Track down every line below that holds "Roman" and copy it.

---------- Record excerpts

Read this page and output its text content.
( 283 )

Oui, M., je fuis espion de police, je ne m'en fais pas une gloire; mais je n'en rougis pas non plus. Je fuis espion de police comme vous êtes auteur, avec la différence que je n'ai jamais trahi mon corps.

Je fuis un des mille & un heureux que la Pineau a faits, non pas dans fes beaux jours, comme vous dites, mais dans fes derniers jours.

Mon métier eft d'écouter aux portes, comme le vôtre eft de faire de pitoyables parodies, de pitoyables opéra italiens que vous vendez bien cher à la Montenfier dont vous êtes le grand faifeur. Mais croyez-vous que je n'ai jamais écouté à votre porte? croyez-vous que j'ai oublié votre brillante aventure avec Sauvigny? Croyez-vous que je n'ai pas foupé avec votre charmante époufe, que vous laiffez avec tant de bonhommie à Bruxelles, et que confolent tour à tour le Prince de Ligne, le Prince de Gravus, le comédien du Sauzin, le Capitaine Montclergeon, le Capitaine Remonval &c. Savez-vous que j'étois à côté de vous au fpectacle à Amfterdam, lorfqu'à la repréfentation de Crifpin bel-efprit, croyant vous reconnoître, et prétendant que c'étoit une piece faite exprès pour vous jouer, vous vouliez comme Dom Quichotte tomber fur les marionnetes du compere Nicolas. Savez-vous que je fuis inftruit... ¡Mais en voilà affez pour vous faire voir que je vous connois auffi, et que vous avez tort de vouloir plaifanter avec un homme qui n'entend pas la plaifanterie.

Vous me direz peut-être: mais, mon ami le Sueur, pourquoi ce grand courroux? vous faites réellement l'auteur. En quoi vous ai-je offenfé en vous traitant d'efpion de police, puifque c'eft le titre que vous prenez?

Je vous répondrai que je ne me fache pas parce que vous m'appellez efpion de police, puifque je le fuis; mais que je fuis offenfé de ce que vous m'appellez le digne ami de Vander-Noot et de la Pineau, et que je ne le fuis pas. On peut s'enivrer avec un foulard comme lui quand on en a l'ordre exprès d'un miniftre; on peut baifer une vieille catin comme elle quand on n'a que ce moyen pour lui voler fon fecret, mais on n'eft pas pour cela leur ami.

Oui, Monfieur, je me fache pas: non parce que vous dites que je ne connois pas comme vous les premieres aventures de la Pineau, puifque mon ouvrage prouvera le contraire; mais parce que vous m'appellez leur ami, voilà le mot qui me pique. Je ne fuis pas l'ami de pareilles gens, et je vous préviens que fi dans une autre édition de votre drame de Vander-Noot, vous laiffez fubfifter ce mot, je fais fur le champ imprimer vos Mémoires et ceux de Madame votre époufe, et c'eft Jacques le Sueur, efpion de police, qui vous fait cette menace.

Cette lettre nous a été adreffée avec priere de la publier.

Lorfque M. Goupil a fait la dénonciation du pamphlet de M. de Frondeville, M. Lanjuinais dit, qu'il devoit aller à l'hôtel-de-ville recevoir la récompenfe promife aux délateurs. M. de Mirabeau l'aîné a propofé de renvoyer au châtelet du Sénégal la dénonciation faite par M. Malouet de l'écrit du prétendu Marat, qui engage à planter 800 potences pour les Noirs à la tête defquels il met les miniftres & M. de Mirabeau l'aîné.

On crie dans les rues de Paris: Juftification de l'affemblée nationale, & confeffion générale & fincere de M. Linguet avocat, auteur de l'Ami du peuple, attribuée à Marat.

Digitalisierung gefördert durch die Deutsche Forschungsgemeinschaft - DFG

--------------------
---------- Record excerpts

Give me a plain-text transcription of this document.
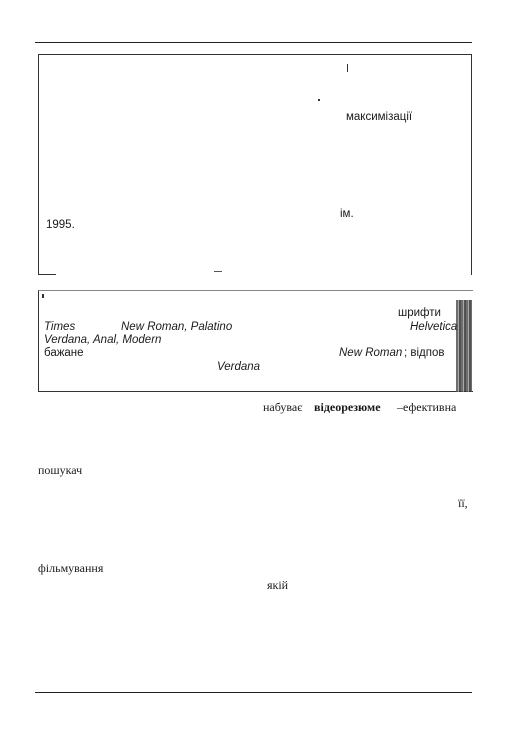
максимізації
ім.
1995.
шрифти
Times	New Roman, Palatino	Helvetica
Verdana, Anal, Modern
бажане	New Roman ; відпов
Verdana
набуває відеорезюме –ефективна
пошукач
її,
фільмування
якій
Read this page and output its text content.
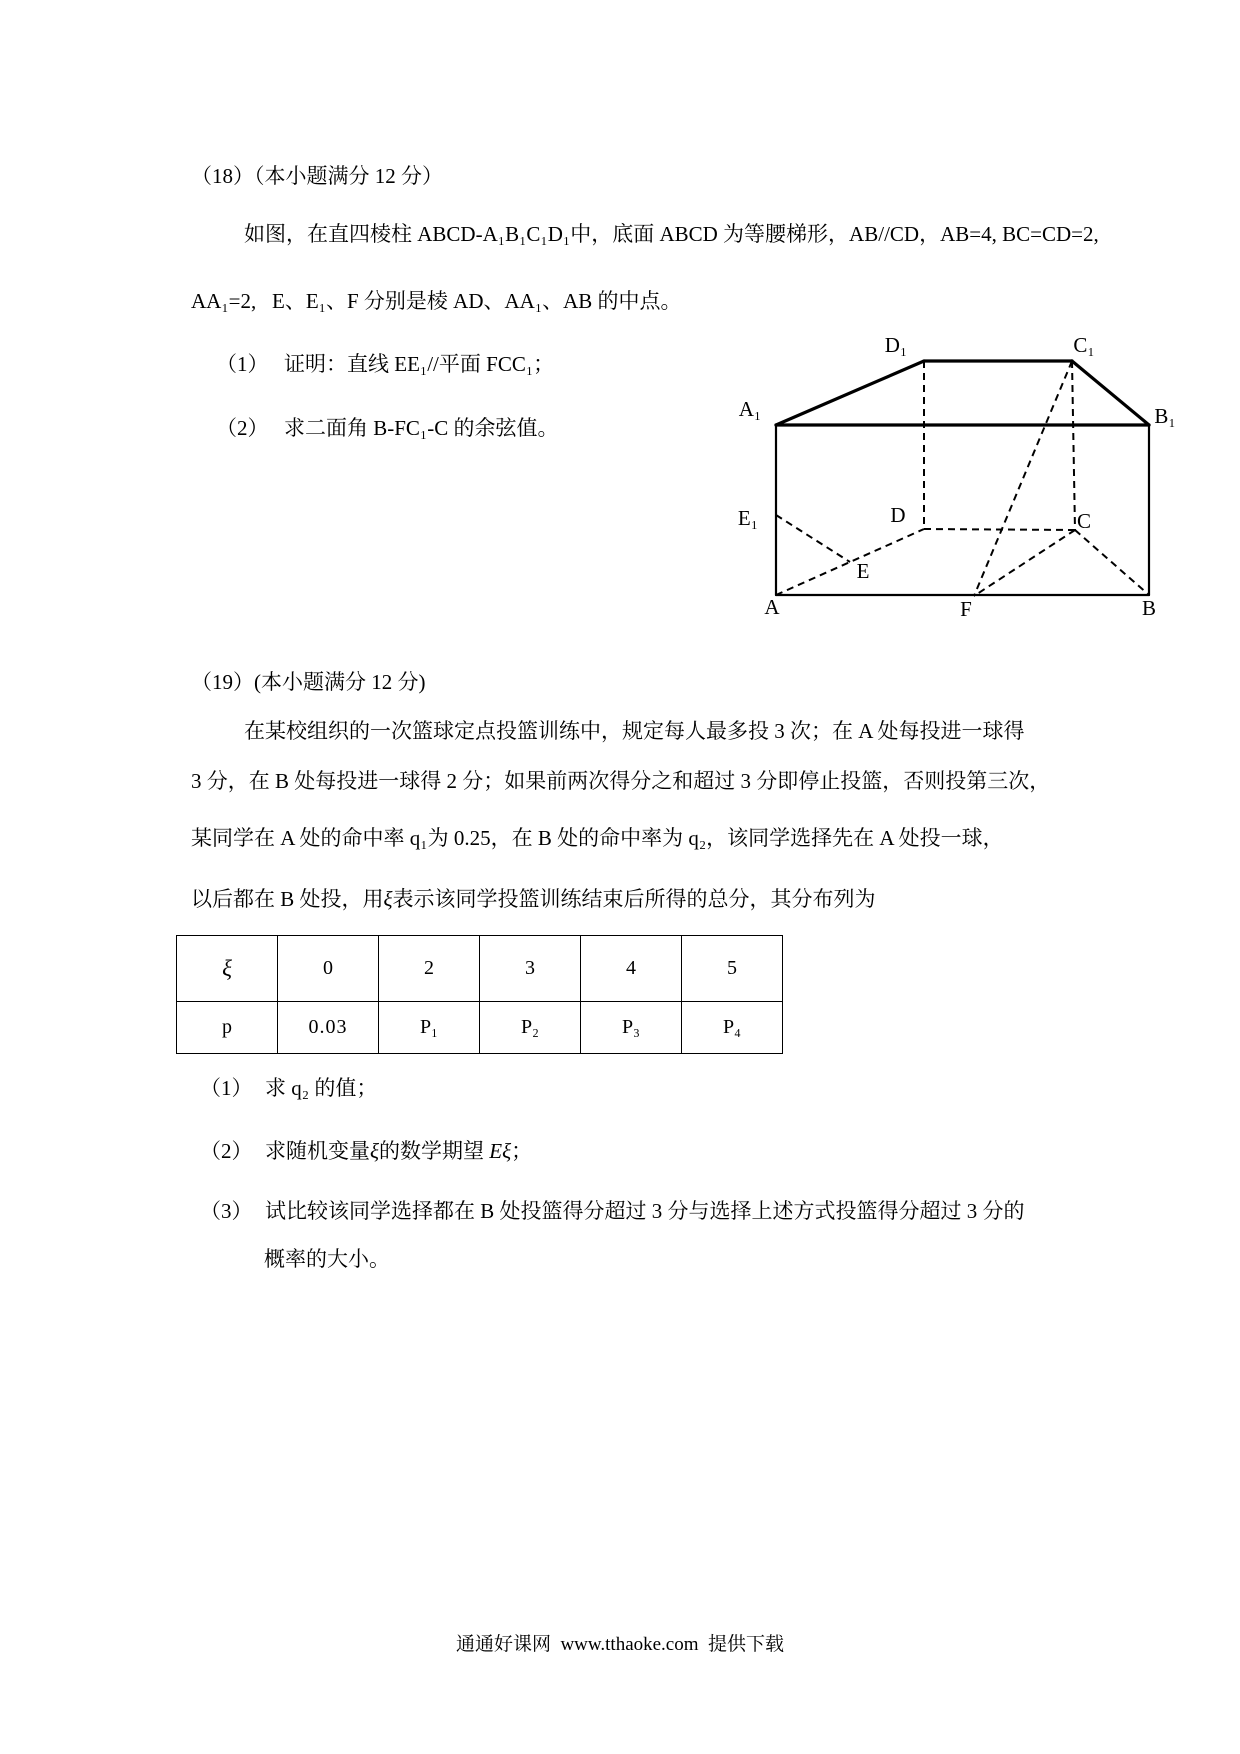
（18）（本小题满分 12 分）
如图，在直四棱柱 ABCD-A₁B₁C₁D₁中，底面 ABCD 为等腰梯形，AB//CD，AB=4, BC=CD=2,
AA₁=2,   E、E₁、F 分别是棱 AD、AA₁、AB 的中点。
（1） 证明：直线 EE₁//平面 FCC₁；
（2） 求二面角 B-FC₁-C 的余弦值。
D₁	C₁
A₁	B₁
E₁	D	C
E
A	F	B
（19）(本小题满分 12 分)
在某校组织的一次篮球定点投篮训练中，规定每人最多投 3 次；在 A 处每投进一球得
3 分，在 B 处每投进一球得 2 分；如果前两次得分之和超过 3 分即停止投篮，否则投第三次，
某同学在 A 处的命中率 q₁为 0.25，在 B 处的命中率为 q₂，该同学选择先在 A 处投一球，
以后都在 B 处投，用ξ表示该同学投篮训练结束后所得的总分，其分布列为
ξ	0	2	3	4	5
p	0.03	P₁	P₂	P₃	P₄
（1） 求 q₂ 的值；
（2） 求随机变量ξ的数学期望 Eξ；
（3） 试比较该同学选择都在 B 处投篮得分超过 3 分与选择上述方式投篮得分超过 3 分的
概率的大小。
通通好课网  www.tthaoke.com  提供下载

--------------------

Complete response:
Times	New Roman, Palatino	Helvetica
бажане	New Roman ; відпов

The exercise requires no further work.